Pick out every line in the data below that holds "исторических".

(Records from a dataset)
* * * * *
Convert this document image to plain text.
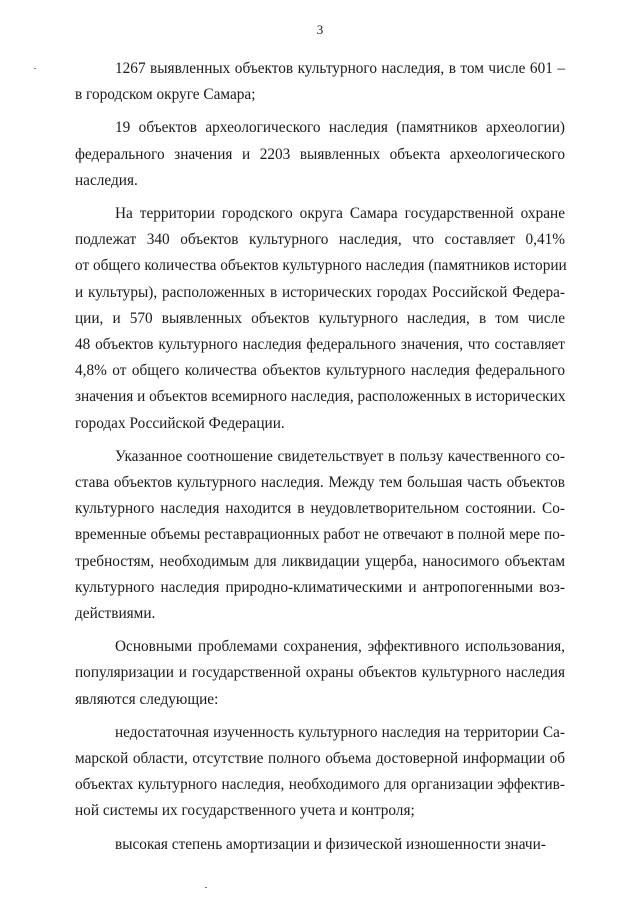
3

1267 выявленных объектов культурного наследия, в том числе 601 –
в городском округе Самара;

19 объектов археологического наследия (памятников археологии)
федерального значения и 2203 выявленных объекта археологического
наследия.

На территории городского округа Самара государственной охране
подлежат 340 объектов культурного наследия, что составляет 0,41%
от общего количества объектов культурного наследия (памятников истории
и культуры), расположенных в исторических городах Российской Федера-
ции, и 570 выявленных объектов культурного наследия, в том числе
48 объектов культурного наследия федерального значения, что составляет
4,8% от общего количества объектов культурного наследия федерального
значения и объектов всемирного наследия, расположенных в исторических
городах Российской Федерации.

Указанное соотношение свидетельствует в пользу качественного со-
става объектов культурного наследия. Между тем большая часть объектов
культурного наследия находится в неудовлетворительном состоянии. Со-
временные объемы реставрационных работ не отвечают в полной мере по-
требностям, необходимым для ликвидации ущерба, наносимого объектам
культурного наследия природно-климатическими и антропогенными воз-
действиями.

Основными проблемами сохранения, эффективного использования,
популяризации и государственной охраны объектов культурного наследия
являются следующие:

недостаточная изученность культурного наследия на территории Са-
марской области, отсутствие полного объема достоверной информации об
объектах культурного наследия, необходимого для организации эффектив-
ной системы их государственного учета и контроля;

высокая степень амортизации и физической изношенности значи-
* * * * *
TASK SOLUTION:
и культуры), расположенных в исторических городах Российской Федера-
значения и объектов всемирного наследия, расположенных в исторических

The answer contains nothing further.